● **DIRECTIONS FOR THIS TASK**:
Copy every record word for word.

Collected data:
▬▬▬▬▬▬

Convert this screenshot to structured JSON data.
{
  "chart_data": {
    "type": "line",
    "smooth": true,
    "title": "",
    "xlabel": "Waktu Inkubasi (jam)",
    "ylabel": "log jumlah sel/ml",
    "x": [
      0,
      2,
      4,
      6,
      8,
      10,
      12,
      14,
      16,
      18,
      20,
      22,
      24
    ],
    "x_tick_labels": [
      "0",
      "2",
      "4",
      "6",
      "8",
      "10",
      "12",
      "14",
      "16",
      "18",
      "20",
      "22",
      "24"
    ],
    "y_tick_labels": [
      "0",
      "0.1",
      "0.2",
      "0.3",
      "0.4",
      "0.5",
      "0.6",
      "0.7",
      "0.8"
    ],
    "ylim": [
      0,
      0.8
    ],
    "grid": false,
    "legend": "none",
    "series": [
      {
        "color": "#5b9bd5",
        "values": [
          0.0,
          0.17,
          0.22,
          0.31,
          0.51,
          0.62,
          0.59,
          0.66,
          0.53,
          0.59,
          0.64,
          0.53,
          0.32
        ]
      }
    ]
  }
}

▬▬▬▬▬▬

● **RESULT OF THE TASK**:
Convert this screenshot to structured JSON data.
{
  "chart_data": {
    "type": "line",
    "smooth": true,
    "title": "",
    "xlabel": "Waktu Inkubasi (jam)",
    "ylabel": "log jumlah sel/ml",
    "x": [
      0,
      2,
      4,
      6,
      8,
      10,
      12,
      14,
      16,
      18,
      20,
      22,
      24
    ],
    "x_tick_labels": [
      "0",
      "2",
      "4",
      "6",
      "8",
      "10",
      "12",
      "14",
      "16",
      "18",
      "20",
      "22",
      "24"
    ],
    "y_tick_labels": [
      "0",
      "0.1",
      "0.2",
      "0.3",
      "0.4",
      "0.5",
      "0.6",
      "0.7",
      "0.8"
    ],
    "ylim": [
      0,
      0.8
    ],
    "grid": false,
    "legend": "none",
    "series": [
      {
        "color": "#5b9bd5",
        "values": [
          0.0,
          0.17,
          0.22,
          0.31,
          0.51,
          0.62,
          0.59,
          0.66,
          0.53,
          0.59,
          0.64,
          0.53,
          0.32
        ]
      }
    ]
  }
}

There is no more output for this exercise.